Dataset records:
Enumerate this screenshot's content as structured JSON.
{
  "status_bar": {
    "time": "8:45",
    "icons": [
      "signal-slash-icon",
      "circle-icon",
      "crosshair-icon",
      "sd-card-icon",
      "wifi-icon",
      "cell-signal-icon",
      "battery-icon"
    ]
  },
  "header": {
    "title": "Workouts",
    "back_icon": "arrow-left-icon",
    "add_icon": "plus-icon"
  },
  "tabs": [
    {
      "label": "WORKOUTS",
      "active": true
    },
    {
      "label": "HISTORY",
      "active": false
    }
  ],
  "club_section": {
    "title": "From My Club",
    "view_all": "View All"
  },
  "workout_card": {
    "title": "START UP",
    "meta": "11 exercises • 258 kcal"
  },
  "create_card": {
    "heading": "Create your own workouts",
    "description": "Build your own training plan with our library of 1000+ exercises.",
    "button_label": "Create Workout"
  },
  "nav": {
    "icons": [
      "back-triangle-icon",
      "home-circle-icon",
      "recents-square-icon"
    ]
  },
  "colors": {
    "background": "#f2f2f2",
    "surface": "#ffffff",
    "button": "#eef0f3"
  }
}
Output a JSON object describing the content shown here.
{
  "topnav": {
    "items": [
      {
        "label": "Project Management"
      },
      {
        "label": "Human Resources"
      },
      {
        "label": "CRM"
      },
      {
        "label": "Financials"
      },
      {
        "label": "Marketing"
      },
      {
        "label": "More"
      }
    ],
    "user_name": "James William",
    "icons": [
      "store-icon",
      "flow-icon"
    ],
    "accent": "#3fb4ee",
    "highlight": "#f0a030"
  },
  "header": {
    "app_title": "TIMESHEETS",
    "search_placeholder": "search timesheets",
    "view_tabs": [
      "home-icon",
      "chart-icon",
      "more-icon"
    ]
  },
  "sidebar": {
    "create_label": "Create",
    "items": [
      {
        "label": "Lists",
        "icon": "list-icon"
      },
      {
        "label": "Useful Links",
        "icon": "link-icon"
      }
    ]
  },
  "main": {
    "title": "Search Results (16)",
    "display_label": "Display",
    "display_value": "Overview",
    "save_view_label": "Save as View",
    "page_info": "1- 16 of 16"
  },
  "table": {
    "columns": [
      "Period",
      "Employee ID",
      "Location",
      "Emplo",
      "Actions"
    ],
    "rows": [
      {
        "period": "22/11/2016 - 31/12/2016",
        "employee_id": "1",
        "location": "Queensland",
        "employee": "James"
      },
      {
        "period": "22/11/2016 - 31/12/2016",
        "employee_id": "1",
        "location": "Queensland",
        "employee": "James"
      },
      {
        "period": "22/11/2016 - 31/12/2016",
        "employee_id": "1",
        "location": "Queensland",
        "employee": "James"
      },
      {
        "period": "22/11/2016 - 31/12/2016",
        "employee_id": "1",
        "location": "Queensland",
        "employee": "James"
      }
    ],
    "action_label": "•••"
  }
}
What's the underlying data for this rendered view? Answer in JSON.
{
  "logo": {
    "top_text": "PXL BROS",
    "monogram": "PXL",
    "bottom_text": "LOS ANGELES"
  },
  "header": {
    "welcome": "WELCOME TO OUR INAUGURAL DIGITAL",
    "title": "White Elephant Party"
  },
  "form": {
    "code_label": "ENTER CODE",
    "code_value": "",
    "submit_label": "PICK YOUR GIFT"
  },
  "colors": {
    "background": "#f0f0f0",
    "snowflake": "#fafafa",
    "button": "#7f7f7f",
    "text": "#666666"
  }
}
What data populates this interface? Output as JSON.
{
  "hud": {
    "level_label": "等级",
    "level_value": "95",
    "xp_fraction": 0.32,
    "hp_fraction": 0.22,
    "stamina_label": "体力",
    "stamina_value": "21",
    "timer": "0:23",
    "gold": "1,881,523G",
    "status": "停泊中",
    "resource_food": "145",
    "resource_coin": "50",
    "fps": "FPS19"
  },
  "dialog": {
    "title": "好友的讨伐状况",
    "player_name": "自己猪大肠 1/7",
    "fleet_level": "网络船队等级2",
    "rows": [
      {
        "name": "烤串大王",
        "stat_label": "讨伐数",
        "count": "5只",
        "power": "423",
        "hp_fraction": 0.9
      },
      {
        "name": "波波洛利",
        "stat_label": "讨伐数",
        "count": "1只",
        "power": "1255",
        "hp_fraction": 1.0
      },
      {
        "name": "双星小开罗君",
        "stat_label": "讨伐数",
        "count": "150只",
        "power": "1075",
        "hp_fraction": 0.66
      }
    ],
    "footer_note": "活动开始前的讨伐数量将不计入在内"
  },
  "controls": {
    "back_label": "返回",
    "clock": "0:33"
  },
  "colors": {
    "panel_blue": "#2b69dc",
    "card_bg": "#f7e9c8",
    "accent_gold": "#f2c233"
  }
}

TASK OBJECTIVE:
Type out the material again exactly as presented.

SOLUTION:
Enumerate this screenshot's content as structured JSON.
{
  "status_bar": {
    "time": "8:45",
    "icons": [
      "signal-slash-icon",
      "circle-icon",
      "crosshair-icon",
      "sd-card-icon",
      "wifi-icon",
      "cell-signal-icon",
      "battery-icon"
    ]
  },
  "header": {
    "title": "Workouts",
    "back_icon": "arrow-left-icon",
    "add_icon": "plus-icon"
  },
  "tabs": [
    {
      "label": "WORKOUTS",
      "active": true
    },
    {
      "label": "HISTORY",
      "active": false
    }
  ],
  "club_section": {
    "title": "From My Club",
    "view_all": "View All"
  },
  "workout_card": {
    "title": "START UP",
    "meta": "11 exercises • 258 kcal"
  },
  "create_card": {
    "heading": "Create your own workouts",
    "description": "Build your own training plan with our library of 1000+ exercises.",
    "button_label": "Create Workout"
  },
  "nav": {
    "icons": [
      "back-triangle-icon",
      "home-circle-icon",
      "recents-square-icon"
    ]
  },
  "colors": {
    "background": "#f2f2f2",
    "surface": "#ffffff",
    "button": "#eef0f3"
  }
}
Output a JSON object describing the content shown here.
{
  "topnav": {
    "items": [
      {
        "label": "Project Management"
      },
      {
        "label": "Human Resources"
      },
      {
        "label": "CRM"
      },
      {
        "label": "Financials"
      },
      {
        "label": "Marketing"
      },
      {
        "label": "More"
      }
    ],
    "user_name": "James William",
    "icons": [
      "store-icon",
      "flow-icon"
    ],
    "accent": "#3fb4ee",
    "highlight": "#f0a030"
  },
  "header": {
    "app_title": "TIMESHEETS",
    "search_placeholder": "search timesheets",
    "view_tabs": [
      "home-icon",
      "chart-icon",
      "more-icon"
    ]
  },
  "sidebar": {
    "create_label": "Create",
    "items": [
      {
        "label": "Lists",
        "icon": "list-icon"
      },
      {
        "label": "Useful Links",
        "icon": "link-icon"
      }
    ]
  },
  "main": {
    "title": "Search Results (16)",
    "display_label": "Display",
    "display_value": "Overview",
    "save_view_label": "Save as View",
    "page_info": "1- 16 of 16"
  },
  "table": {
    "columns": [
      "Period",
      "Employee ID",
      "Location",
      "Emplo",
      "Actions"
    ],
    "rows": [
      {
        "period": "22/11/2016 - 31/12/2016",
        "employee_id": "1",
        "location": "Queensland",
        "employee": "James"
      },
      {
        "period": "22/11/2016 - 31/12/2016",
        "employee_id": "1",
        "location": "Queensland",
        "employee": "James"
      },
      {
        "period": "22/11/2016 - 31/12/2016",
        "employee_id": "1",
        "location": "Queensland",
        "employee": "James"
      },
      {
        "period": "22/11/2016 - 31/12/2016",
        "employee_id": "1",
        "location": "Queensland",
        "employee": "James"
      }
    ],
    "action_label": "•••"
  }
}
What's the underlying data for this rendered view? Answer in JSON.
{
  "logo": {
    "top_text": "PXL BROS",
    "monogram": "PXL",
    "bottom_text": "LOS ANGELES"
  },
  "header": {
    "welcome": "WELCOME TO OUR INAUGURAL DIGITAL",
    "title": "White Elephant Party"
  },
  "form": {
    "code_label": "ENTER CODE",
    "code_value": "",
    "submit_label": "PICK YOUR GIFT"
  },
  "colors": {
    "background": "#f0f0f0",
    "snowflake": "#fafafa",
    "button": "#7f7f7f",
    "text": "#666666"
  }
}
What data populates this interface? Output as JSON.
{
  "hud": {
    "level_label": "等级",
    "level_value": "95",
    "xp_fraction": 0.32,
    "hp_fraction": 0.22,
    "stamina_label": "体力",
    "stamina_value": "21",
    "timer": "0:23",
    "gold": "1,881,523G",
    "status": "停泊中",
    "resource_food": "145",
    "resource_coin": "50",
    "fps": "FPS19"
  },
  "dialog": {
    "title": "好友的讨伐状况",
    "player_name": "自己猪大肠 1/7",
    "fleet_level": "网络船队等级2",
    "rows": [
      {
        "name": "烤串大王",
        "stat_label": "讨伐数",
        "count": "5只",
        "power": "423",
        "hp_fraction": 0.9
      },
      {
        "name": "波波洛利",
        "stat_label": "讨伐数",
        "count": "1只",
        "power": "1255",
        "hp_fraction": 1.0
      },
      {
        "name": "双星小开罗君",
        "stat_label": "讨伐数",
        "count": "150只",
        "power": "1075",
        "hp_fraction": 0.66
      }
    ],
    "footer_note": "活动开始前的讨伐数量将不计入在内"
  },
  "controls": {
    "back_label": "返回",
    "clock": "0:33"
  },
  "colors": {
    "panel_blue": "#2b69dc",
    "card_bg": "#f7e9c8",
    "accent_gold": "#f2c233"
  }
}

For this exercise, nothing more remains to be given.